# PASSAGE PROVIDED
=== Section Start ===
Introduction

Primary and secondary nitro paraffins (nitroalkanes) are acidic in nature and form sodium salts. When mineral acid is added to these sodium salts, the nitro paraffins are regenerated. The action is different, however, when the sodium salts are added to an excess of the acid. In the latter case aldehydes or ketones are formed with the evolution of nitrous oxide. The action may be summarized by the following equation but the mechanism of the reaction is not known:

2 RCH-NO₂Na + 2 H₂SO₄ → 2 RHCO + N₂O + 2 NaHSO₄ + H₂O (aldehydes)

or

2 R₂C-NO₂Na + 2 H₂SO₄ → 2 R₂CO + N₂O + 2 NaHSO₄ + H₂O (ketones)

Nef² prepared acetaldehyde from nitroethane by adding a 10% solution of the sodium salt to 20% sulfuric acid. The yield was 70%. Nef also prepared acetone by this method. Konowaloff¹ prepared ketones from the sodium salts of several nitro paraffins but his reactions were probably accompanied by simultaneous reduction, as in several cases he dropped the salt into a mixture of zinc and acetic acid, and in another, into an acid solution of Stannous chloride.
=== Section End ===
Records from a collection:
=== Section Start ===
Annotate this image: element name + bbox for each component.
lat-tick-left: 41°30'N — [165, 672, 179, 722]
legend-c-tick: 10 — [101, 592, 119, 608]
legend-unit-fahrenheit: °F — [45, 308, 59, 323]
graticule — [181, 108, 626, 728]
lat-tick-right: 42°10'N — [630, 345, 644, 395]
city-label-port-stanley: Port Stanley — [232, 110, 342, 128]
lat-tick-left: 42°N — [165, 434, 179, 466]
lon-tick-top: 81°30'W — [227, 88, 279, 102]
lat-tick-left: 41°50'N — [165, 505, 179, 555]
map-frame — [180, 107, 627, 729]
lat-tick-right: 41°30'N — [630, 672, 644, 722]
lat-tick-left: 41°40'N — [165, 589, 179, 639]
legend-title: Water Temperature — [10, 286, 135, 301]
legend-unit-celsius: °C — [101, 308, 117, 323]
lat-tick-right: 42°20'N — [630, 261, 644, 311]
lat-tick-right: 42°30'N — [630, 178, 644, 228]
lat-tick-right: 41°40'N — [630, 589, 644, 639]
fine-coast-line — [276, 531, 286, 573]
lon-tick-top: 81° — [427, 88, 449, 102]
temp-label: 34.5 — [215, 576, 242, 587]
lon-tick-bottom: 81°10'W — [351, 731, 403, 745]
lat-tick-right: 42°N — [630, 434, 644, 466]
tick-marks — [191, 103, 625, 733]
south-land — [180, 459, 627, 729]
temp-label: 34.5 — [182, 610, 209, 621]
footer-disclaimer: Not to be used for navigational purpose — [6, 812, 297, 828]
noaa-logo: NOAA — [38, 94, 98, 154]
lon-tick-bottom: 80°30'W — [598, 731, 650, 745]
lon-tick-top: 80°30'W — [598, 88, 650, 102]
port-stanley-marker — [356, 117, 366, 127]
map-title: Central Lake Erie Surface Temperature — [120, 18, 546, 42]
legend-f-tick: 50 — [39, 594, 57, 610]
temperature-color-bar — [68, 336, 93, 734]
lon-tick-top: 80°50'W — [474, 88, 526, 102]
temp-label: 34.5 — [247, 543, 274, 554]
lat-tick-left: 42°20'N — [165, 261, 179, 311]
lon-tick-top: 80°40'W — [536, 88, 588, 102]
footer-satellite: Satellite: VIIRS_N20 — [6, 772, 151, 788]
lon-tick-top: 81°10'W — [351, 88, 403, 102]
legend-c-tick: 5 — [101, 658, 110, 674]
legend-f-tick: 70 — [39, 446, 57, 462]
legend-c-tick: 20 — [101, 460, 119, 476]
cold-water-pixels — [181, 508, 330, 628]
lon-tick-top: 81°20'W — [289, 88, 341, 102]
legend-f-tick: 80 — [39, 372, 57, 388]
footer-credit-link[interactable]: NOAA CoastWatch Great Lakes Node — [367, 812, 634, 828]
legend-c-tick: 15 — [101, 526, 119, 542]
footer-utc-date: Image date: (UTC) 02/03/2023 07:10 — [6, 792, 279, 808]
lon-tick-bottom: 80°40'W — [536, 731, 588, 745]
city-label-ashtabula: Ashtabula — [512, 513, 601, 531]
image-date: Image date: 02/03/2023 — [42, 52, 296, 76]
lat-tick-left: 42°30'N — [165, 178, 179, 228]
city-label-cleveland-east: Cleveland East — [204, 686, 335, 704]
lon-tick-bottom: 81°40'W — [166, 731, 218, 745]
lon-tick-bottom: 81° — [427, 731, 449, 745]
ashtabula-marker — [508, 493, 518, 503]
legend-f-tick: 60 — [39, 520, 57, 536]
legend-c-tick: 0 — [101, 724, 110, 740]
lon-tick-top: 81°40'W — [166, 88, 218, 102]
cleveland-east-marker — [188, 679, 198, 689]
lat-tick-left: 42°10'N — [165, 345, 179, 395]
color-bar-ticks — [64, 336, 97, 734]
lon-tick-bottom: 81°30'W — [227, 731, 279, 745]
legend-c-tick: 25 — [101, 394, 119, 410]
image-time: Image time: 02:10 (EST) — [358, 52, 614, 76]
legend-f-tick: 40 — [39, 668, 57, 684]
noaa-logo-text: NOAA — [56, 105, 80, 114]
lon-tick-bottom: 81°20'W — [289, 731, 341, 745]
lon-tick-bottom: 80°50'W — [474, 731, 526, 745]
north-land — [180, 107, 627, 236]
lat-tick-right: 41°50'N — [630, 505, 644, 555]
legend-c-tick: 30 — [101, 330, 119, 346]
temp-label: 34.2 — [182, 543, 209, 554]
=== Section End ===
# REQUIRED TASKS
A. Answer these questions about the passage on nitro paraffins:
(i) What is regenerated when mineral acid is added to the sodium salts of nitro paraffins?
(ii) What gas is evolved when the sodium salts are added to an excess of the acid?
(iii) What yield did Nef obtain in preparing acetaldehyde from nitroethane?
B. Copy the text of the passage on nitro paraffins between "2 RCH-NO₂Na +" and "of Stannous chloride.", inclusive.
C. Carry on the passage on nitro paraffins from its last sentence.

# RESPONSES
A.
(i) The nitro paraffins
(ii) Nitrous oxide
(iii) 70%

B.
2 RCH-NO₂Na + 2 H₂SO₄ → 2 RHCO + N₂O + 2 NaHSO₄ + H₂O (aldehydes)

or

2 R₂C-NO₂Na + 2 H₂SO₄ → 2 R₂CO + N₂O + 2 NaHSO₄ + H₂O (ketones)

Nef² prepared acetaldehyde from nitroethane by adding a 10% solution of the sodium salt to 20% sulfuric acid. The yield was 70%. Nef also prepared acetone by this method. Konowaloff¹ prepared ketones from the sodium salts of several nitro paraffins but his reactions were probably accompanied by simultaneous reduction, as in several cases he dropped the salt into a mixture of zinc and acetic acid, and in another, into an acid solution of Stannous chloride.

C.
By these two procedures the aldehydes and ketones available from nitroethane, 2-nitropropane, 1-nitropropane, 1-nitrobutane, 2-nitrobutane, and 1-nitro-2-methylpropane were prepared. With the exception of isobutyraldehyde, all of these aldehydes and ketones were obtained in 80-85% yield. It might be noted that in several attempts to regenerate the nitro paraffin, from the sodium salt, the recovery of nitro paraffin was limited to about 85%.

The calcium salts gave as good yields as the sodium salts, but more time had to be given for the reaction between the calcium hydroxide and nitro paraffins in order to assure an appreciable concentration of the enolic or salt form. The calcium salts of the nitrobutanes are not very soluble in water.

The decomposition of the salts of the nitro alkanes is practically instantaneous. The nitrous oxide is evolved as soon as the salt solution comes in contact with the acid.